GIVEN TASK -> Copy out lines with the word "Stickingoptionen" from the material that follows.
☆ ☆ ☆
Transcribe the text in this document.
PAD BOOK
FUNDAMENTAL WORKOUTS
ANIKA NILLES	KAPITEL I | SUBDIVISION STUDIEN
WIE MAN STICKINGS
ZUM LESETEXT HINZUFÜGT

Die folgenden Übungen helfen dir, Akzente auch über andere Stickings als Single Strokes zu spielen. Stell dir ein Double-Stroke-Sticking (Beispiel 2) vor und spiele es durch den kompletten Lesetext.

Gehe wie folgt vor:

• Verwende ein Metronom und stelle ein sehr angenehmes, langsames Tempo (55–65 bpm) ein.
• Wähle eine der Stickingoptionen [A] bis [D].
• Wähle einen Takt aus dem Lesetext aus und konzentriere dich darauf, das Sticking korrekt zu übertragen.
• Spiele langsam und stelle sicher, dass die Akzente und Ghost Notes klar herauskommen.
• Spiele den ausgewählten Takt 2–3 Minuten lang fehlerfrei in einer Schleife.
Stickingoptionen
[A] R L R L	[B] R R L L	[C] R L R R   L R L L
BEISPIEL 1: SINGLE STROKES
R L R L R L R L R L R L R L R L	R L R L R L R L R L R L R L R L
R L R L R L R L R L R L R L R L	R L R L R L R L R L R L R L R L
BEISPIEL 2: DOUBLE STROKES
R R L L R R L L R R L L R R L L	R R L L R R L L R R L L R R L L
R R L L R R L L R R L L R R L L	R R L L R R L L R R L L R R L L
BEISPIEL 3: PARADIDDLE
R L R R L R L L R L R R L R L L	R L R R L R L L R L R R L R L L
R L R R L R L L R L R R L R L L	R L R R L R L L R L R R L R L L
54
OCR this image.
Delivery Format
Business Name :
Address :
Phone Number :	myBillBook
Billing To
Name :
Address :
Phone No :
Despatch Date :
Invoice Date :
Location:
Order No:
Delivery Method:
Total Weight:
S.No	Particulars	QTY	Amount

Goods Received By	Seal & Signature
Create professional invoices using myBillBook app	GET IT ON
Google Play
☆ ☆ ☆
RESULT FOR THIS TASK ->
• Wähle eine der Stickingoptionen [A] bis [D].
Stickingoptionen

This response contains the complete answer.